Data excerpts
"""

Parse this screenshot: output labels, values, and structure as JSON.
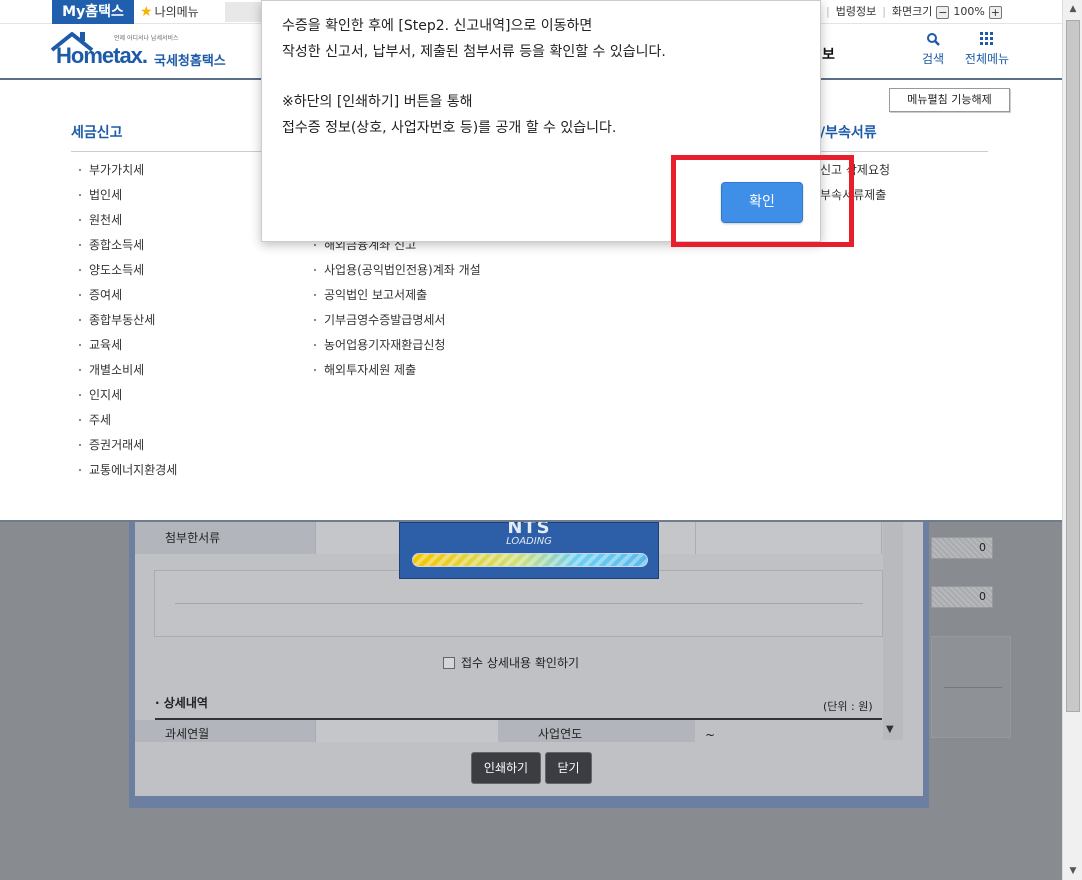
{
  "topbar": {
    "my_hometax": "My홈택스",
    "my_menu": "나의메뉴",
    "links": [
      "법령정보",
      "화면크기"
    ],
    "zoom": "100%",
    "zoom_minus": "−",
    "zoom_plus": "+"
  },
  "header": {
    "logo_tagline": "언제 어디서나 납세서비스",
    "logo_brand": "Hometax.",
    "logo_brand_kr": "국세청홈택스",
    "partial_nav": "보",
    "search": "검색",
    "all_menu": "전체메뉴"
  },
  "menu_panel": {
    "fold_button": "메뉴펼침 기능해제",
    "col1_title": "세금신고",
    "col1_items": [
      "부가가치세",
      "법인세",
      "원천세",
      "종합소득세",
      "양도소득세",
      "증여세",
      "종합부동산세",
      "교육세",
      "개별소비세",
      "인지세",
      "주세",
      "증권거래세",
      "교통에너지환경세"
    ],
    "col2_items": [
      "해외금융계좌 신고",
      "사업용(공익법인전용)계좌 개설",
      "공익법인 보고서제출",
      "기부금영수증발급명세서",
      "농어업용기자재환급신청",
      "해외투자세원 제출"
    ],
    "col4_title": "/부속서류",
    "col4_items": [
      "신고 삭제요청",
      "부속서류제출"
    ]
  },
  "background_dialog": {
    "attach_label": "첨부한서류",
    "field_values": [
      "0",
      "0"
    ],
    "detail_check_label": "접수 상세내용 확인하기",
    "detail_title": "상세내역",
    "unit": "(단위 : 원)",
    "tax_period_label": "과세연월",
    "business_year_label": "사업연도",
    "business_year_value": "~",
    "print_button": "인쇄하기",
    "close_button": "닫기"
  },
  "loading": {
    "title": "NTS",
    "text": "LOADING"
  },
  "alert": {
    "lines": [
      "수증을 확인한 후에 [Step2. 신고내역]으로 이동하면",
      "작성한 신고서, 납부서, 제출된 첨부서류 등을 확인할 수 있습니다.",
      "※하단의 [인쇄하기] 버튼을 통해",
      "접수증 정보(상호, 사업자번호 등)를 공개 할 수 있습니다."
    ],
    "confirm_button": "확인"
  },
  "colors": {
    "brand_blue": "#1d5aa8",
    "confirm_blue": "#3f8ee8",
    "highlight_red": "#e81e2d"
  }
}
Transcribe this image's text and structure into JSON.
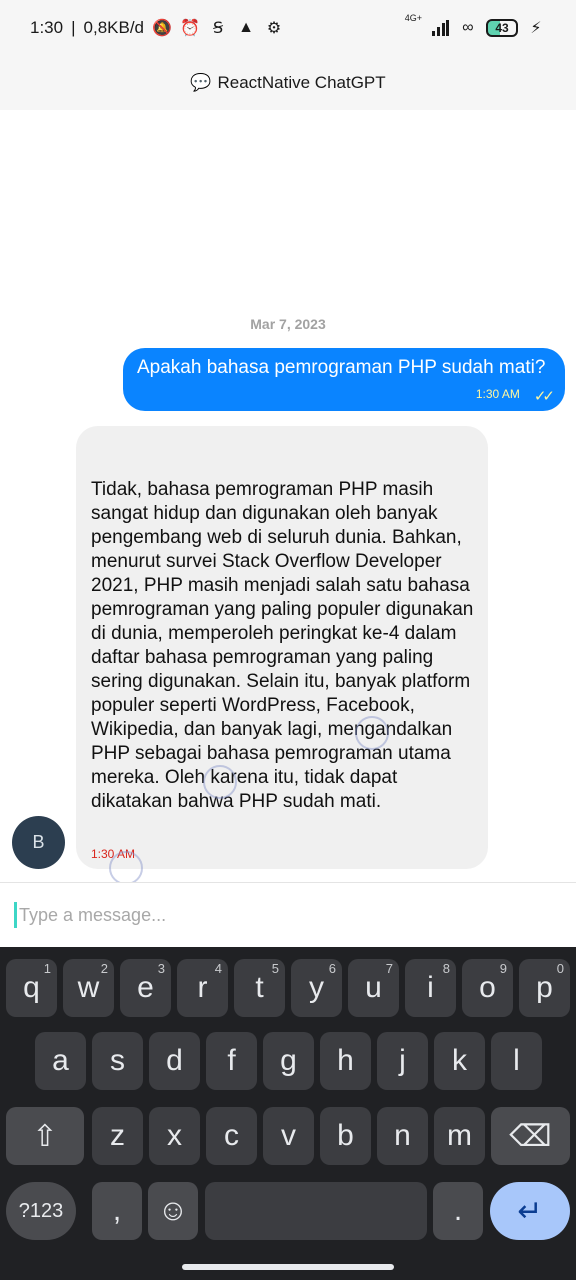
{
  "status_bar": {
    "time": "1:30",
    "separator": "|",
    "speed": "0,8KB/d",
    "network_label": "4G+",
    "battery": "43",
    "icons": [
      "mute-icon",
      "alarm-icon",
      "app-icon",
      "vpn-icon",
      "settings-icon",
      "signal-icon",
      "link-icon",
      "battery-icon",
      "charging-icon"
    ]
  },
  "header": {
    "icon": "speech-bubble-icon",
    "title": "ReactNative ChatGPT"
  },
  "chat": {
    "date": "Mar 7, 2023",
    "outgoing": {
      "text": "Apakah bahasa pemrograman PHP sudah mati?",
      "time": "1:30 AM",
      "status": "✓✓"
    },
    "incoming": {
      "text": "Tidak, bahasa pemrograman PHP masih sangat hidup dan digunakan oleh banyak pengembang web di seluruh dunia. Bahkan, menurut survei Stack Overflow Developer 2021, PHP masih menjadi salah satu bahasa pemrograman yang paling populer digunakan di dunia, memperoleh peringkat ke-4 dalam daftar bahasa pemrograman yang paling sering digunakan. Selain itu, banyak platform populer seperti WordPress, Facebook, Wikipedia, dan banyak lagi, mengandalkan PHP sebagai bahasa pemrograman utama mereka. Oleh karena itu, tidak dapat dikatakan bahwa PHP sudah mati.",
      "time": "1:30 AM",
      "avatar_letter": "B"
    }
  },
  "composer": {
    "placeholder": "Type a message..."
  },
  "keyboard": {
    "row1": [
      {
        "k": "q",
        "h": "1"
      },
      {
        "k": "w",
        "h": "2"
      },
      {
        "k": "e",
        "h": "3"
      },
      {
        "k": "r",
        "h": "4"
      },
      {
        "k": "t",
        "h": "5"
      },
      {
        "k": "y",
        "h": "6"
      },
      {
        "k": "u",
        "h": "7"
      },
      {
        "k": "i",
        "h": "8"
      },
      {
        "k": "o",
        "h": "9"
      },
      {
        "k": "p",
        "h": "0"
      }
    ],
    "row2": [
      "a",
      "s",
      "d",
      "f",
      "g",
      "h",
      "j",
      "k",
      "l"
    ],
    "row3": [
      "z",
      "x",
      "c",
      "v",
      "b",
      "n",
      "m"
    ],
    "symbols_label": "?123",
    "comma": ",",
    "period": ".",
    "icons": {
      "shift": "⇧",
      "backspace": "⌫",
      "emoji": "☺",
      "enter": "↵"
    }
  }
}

"""

■ **Aim of the exercise**: Show the lines of the material that contain the word "structure".

■ **Response to this exercise**:
Parse this screenshot: output labels, values, and structure as JSON.
Transcribe this image's text and structure into JSON.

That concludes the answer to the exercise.